Information supplied.
------------------------------------

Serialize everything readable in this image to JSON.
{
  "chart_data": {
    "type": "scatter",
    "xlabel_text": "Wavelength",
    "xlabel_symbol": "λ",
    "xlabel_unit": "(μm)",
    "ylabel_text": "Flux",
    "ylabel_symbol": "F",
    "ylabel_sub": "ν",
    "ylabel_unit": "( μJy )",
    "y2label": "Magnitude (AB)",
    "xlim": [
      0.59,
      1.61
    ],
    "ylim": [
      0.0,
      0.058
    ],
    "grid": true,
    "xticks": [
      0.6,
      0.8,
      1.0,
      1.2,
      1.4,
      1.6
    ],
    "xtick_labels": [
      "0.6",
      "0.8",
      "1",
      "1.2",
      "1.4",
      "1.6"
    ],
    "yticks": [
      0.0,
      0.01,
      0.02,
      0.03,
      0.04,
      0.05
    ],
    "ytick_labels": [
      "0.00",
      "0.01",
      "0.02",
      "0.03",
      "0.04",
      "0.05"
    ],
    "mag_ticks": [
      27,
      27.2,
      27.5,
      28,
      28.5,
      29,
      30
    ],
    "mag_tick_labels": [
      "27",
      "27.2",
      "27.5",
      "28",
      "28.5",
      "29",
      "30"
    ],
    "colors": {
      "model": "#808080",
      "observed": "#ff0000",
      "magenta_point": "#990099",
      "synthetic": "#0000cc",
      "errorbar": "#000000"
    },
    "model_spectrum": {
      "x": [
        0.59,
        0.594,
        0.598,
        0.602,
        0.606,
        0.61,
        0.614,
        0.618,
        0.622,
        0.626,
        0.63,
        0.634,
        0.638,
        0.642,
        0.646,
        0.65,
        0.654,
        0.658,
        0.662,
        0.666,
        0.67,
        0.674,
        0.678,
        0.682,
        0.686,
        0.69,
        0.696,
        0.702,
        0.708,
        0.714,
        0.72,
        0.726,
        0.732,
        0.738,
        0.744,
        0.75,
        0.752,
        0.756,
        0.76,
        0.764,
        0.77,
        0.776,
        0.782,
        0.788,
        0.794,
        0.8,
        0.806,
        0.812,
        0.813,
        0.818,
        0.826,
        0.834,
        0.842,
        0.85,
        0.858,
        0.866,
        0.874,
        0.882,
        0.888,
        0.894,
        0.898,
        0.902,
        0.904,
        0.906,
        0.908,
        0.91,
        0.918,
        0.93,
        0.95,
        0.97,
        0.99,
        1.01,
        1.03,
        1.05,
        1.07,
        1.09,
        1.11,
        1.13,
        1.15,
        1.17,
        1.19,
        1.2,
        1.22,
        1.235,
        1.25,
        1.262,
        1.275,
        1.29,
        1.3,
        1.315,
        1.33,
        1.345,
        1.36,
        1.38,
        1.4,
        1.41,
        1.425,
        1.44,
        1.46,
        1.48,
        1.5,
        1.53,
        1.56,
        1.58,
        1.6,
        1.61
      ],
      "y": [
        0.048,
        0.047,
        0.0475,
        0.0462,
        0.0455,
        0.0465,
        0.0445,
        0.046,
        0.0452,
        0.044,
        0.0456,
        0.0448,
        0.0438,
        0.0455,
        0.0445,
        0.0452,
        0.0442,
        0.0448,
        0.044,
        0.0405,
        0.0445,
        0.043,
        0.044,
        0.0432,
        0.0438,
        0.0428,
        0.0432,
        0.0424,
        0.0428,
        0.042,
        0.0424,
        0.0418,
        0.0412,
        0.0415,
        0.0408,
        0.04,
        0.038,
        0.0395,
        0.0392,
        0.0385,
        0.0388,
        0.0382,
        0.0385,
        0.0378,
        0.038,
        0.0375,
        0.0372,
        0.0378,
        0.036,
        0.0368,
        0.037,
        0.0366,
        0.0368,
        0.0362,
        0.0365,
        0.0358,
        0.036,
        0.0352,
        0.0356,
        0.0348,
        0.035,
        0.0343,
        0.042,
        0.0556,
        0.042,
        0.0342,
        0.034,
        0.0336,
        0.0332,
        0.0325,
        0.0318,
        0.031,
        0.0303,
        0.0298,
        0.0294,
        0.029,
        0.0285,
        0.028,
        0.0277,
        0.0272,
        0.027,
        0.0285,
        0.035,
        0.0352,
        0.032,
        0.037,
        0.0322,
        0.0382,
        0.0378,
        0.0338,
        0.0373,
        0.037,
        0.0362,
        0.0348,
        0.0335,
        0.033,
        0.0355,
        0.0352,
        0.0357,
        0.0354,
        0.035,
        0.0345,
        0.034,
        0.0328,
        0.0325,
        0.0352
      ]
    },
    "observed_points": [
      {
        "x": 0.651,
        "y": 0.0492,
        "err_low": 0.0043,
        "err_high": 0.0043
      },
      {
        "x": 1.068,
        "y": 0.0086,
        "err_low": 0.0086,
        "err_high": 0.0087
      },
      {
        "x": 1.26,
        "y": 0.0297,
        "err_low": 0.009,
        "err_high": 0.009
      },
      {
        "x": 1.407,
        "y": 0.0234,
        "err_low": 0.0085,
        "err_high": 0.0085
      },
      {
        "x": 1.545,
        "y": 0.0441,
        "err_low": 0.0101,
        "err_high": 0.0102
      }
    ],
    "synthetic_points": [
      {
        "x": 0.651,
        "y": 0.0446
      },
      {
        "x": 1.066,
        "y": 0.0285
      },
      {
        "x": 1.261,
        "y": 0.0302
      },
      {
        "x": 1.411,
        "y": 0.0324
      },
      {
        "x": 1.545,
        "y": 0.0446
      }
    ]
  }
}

------------------------------------

Aim.
Return all of the above records exactly, leaving no line out.

Right answer.
Serialize everything readable in this image to JSON.
{
  "chart_data": {
    "type": "scatter",
    "xlabel_text": "Wavelength",
    "xlabel_symbol": "λ",
    "xlabel_unit": "(μm)",
    "ylabel_text": "Flux",
    "ylabel_symbol": "F",
    "ylabel_sub": "ν",
    "ylabel_unit": "( μJy )",
    "y2label": "Magnitude (AB)",
    "xlim": [
      0.59,
      1.61
    ],
    "ylim": [
      0.0,
      0.058
    ],
    "grid": true,
    "xticks": [
      0.6,
      0.8,
      1.0,
      1.2,
      1.4,
      1.6
    ],
    "xtick_labels": [
      "0.6",
      "0.8",
      "1",
      "1.2",
      "1.4",
      "1.6"
    ],
    "yticks": [
      0.0,
      0.01,
      0.02,
      0.03,
      0.04,
      0.05
    ],
    "ytick_labels": [
      "0.00",
      "0.01",
      "0.02",
      "0.03",
      "0.04",
      "0.05"
    ],
    "mag_ticks": [
      27,
      27.2,
      27.5,
      28,
      28.5,
      29,
      30
    ],
    "mag_tick_labels": [
      "27",
      "27.2",
      "27.5",
      "28",
      "28.5",
      "29",
      "30"
    ],
    "colors": {
      "model": "#808080",
      "observed": "#ff0000",
      "magenta_point": "#990099",
      "synthetic": "#0000cc",
      "errorbar": "#000000"
    },
    "model_spectrum": {
      "x": [
        0.59,
        0.594,
        0.598,
        0.602,
        0.606,
        0.61,
        0.614,
        0.618,
        0.622,
        0.626,
        0.63,
        0.634,
        0.638,
        0.642,
        0.646,
        0.65,
        0.654,
        0.658,
        0.662,
        0.666,
        0.67,
        0.674,
        0.678,
        0.682,
        0.686,
        0.69,
        0.696,
        0.702,
        0.708,
        0.714,
        0.72,
        0.726,
        0.732,
        0.738,
        0.744,
        0.75,
        0.752,
        0.756,
        0.76,
        0.764,
        0.77,
        0.776,
        0.782,
        0.788,
        0.794,
        0.8,
        0.806,
        0.812,
        0.813,
        0.818,
        0.826,
        0.834,
        0.842,
        0.85,
        0.858,
        0.866,
        0.874,
        0.882,
        0.888,
        0.894,
        0.898,
        0.902,
        0.904,
        0.906,
        0.908,
        0.91,
        0.918,
        0.93,
        0.95,
        0.97,
        0.99,
        1.01,
        1.03,
        1.05,
        1.07,
        1.09,
        1.11,
        1.13,
        1.15,
        1.17,
        1.19,
        1.2,
        1.22,
        1.235,
        1.25,
        1.262,
        1.275,
        1.29,
        1.3,
        1.315,
        1.33,
        1.345,
        1.36,
        1.38,
        1.4,
        1.41,
        1.425,
        1.44,
        1.46,
        1.48,
        1.5,
        1.53,
        1.56,
        1.58,
        1.6,
        1.61
      ],
      "y": [
        0.048,
        0.047,
        0.0475,
        0.0462,
        0.0455,
        0.0465,
        0.0445,
        0.046,
        0.0452,
        0.044,
        0.0456,
        0.0448,
        0.0438,
        0.0455,
        0.0445,
        0.0452,
        0.0442,
        0.0448,
        0.044,
        0.0405,
        0.0445,
        0.043,
        0.044,
        0.0432,
        0.0438,
        0.0428,
        0.0432,
        0.0424,
        0.0428,
        0.042,
        0.0424,
        0.0418,
        0.0412,
        0.0415,
        0.0408,
        0.04,
        0.038,
        0.0395,
        0.0392,
        0.0385,
        0.0388,
        0.0382,
        0.0385,
        0.0378,
        0.038,
        0.0375,
        0.0372,
        0.0378,
        0.036,
        0.0368,
        0.037,
        0.0366,
        0.0368,
        0.0362,
        0.0365,
        0.0358,
        0.036,
        0.0352,
        0.0356,
        0.0348,
        0.035,
        0.0343,
        0.042,
        0.0556,
        0.042,
        0.0342,
        0.034,
        0.0336,
        0.0332,
        0.0325,
        0.0318,
        0.031,
        0.0303,
        0.0298,
        0.0294,
        0.029,
        0.0285,
        0.028,
        0.0277,
        0.0272,
        0.027,
        0.0285,
        0.035,
        0.0352,
        0.032,
        0.037,
        0.0322,
        0.0382,
        0.0378,
        0.0338,
        0.0373,
        0.037,
        0.0362,
        0.0348,
        0.0335,
        0.033,
        0.0355,
        0.0352,
        0.0357,
        0.0354,
        0.035,
        0.0345,
        0.034,
        0.0328,
        0.0325,
        0.0352
      ]
    },
    "observed_points": [
      {
        "x": 0.651,
        "y": 0.0492,
        "err_low": 0.0043,
        "err_high": 0.0043
      },
      {
        "x": 1.068,
        "y": 0.0086,
        "err_low": 0.0086,
        "err_high": 0.0087
      },
      {
        "x": 1.26,
        "y": 0.0297,
        "err_low": 0.009,
        "err_high": 0.009
      },
      {
        "x": 1.407,
        "y": 0.0234,
        "err_low": 0.0085,
        "err_high": 0.0085
      },
      {
        "x": 1.545,
        "y": 0.0441,
        "err_low": 0.0101,
        "err_high": 0.0102
      }
    ],
    "synthetic_points": [
      {
        "x": 0.651,
        "y": 0.0446
      },
      {
        "x": 1.066,
        "y": 0.0285
      },
      {
        "x": 1.261,
        "y": 0.0302
      },
      {
        "x": 1.411,
        "y": 0.0324
      },
      {
        "x": 1.545,
        "y": 0.0446
      }
    ]
  }
}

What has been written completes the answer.